- Task prompt -
Pick out and copy every line below that has the word "FAMIP".

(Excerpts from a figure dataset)
-- START --
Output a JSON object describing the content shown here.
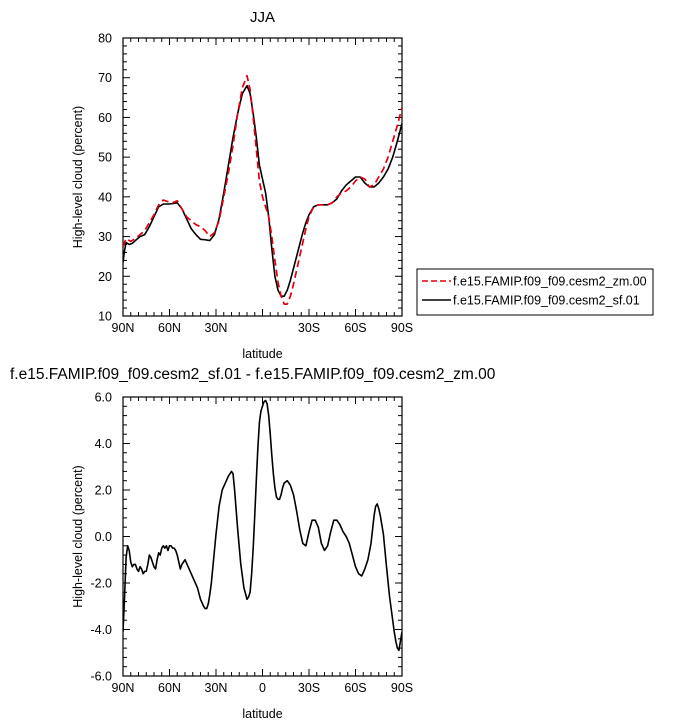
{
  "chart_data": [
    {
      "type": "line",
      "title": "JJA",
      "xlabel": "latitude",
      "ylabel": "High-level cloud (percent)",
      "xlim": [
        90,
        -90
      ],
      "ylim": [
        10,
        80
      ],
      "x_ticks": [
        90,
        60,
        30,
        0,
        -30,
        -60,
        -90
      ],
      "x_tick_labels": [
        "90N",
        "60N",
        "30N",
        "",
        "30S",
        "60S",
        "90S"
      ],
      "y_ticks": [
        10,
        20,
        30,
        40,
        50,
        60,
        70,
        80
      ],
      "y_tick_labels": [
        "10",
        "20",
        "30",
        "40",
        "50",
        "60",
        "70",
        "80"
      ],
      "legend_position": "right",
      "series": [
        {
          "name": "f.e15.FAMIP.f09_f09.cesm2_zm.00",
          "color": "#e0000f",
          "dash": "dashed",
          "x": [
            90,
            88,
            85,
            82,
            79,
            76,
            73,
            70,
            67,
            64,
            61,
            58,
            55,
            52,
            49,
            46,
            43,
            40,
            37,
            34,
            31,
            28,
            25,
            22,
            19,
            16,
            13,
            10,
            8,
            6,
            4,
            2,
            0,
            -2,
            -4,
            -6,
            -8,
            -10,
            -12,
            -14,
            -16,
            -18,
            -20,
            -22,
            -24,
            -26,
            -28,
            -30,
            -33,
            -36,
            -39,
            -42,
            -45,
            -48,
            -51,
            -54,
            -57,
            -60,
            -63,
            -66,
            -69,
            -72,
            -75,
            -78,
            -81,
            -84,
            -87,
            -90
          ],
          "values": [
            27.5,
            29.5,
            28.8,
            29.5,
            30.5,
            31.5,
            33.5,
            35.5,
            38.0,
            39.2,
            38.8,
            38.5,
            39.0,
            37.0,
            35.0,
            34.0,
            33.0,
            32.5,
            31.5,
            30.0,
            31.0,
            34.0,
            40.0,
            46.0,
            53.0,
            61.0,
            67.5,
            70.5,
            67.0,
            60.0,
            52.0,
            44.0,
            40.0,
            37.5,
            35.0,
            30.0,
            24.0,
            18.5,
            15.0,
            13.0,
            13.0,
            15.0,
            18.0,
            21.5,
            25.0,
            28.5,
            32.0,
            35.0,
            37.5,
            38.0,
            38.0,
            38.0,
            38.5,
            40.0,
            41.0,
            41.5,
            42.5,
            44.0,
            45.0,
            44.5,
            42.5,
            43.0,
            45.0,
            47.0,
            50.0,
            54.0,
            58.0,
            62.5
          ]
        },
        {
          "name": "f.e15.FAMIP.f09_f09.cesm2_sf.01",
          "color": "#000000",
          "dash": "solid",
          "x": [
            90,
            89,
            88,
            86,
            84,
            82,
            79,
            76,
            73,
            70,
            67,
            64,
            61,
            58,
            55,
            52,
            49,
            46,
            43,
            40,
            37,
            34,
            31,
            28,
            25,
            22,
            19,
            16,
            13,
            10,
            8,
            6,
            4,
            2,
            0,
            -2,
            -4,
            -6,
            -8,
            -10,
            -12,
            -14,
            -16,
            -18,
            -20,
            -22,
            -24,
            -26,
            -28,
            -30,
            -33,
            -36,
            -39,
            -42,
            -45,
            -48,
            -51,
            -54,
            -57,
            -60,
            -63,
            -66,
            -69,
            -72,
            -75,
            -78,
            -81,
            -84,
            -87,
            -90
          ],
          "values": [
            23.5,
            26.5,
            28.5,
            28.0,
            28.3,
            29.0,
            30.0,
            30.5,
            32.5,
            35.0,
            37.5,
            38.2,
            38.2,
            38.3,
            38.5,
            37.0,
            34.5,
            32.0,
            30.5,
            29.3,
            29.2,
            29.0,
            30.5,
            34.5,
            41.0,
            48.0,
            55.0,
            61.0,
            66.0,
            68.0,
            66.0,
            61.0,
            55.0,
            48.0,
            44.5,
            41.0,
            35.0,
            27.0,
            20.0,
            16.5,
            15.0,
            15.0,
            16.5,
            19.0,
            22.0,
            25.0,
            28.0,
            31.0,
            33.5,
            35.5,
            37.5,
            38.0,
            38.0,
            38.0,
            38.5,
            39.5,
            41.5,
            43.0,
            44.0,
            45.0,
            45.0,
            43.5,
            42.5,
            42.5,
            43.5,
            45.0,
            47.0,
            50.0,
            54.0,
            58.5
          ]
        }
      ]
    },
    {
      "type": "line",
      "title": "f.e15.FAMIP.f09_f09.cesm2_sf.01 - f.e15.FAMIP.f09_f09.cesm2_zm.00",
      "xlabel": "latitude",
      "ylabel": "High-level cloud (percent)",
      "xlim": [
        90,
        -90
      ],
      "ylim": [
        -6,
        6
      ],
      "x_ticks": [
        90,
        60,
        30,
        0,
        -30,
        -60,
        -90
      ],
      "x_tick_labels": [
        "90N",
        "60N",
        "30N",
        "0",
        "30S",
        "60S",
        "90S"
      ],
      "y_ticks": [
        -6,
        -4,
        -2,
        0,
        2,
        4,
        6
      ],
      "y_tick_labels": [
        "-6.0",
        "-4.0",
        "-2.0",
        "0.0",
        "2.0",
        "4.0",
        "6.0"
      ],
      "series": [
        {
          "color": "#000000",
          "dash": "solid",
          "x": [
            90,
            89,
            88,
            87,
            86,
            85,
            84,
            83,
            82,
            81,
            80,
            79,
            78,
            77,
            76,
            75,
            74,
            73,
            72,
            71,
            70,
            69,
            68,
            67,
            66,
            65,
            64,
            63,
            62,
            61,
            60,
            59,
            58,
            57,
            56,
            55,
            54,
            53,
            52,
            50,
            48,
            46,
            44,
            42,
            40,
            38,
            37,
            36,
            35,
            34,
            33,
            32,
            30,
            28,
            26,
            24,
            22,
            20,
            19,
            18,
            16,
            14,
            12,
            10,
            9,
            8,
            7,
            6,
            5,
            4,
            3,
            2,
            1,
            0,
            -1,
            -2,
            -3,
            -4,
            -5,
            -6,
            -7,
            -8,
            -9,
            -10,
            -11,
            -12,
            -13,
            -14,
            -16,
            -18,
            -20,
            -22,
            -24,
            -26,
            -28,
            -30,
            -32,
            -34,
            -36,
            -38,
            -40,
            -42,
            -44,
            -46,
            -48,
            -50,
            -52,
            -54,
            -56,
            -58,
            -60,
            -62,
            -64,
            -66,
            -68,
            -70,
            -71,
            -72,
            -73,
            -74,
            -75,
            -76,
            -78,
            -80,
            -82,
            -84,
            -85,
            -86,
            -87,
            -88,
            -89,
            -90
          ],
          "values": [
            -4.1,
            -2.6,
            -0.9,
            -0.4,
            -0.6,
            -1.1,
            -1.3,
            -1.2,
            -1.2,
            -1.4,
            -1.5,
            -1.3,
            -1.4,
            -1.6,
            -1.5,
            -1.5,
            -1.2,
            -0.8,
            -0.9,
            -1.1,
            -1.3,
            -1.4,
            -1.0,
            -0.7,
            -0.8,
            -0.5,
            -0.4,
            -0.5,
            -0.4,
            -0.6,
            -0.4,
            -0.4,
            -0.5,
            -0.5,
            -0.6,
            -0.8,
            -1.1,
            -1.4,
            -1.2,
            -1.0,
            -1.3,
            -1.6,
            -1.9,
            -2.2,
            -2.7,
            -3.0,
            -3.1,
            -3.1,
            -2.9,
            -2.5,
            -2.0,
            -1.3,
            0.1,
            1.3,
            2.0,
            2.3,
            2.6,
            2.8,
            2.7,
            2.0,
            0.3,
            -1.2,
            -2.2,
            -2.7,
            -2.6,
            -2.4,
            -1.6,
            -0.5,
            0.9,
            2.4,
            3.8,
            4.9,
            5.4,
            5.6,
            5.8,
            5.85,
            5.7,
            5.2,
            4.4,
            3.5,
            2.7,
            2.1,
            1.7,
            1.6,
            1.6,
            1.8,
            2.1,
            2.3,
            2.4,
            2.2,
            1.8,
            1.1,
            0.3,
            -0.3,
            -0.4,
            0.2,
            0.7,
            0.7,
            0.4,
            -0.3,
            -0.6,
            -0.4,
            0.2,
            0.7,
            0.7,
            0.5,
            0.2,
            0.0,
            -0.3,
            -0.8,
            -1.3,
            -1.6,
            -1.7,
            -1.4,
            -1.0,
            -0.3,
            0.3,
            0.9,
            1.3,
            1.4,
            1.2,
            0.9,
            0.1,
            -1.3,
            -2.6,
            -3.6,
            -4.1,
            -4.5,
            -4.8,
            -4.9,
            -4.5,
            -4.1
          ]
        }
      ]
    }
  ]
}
-- END --
- Result of the exercise -
          "name": "f.e15.FAMIP.f09_f09.cesm2_zm.00",
          "name": "f.e15.FAMIP.f09_f09.cesm2_sf.01",
      "title": "f.e15.FAMIP.f09_f09.cesm2_sf.01 - f.e15.FAMIP.f09_f09.cesm2_zm.00",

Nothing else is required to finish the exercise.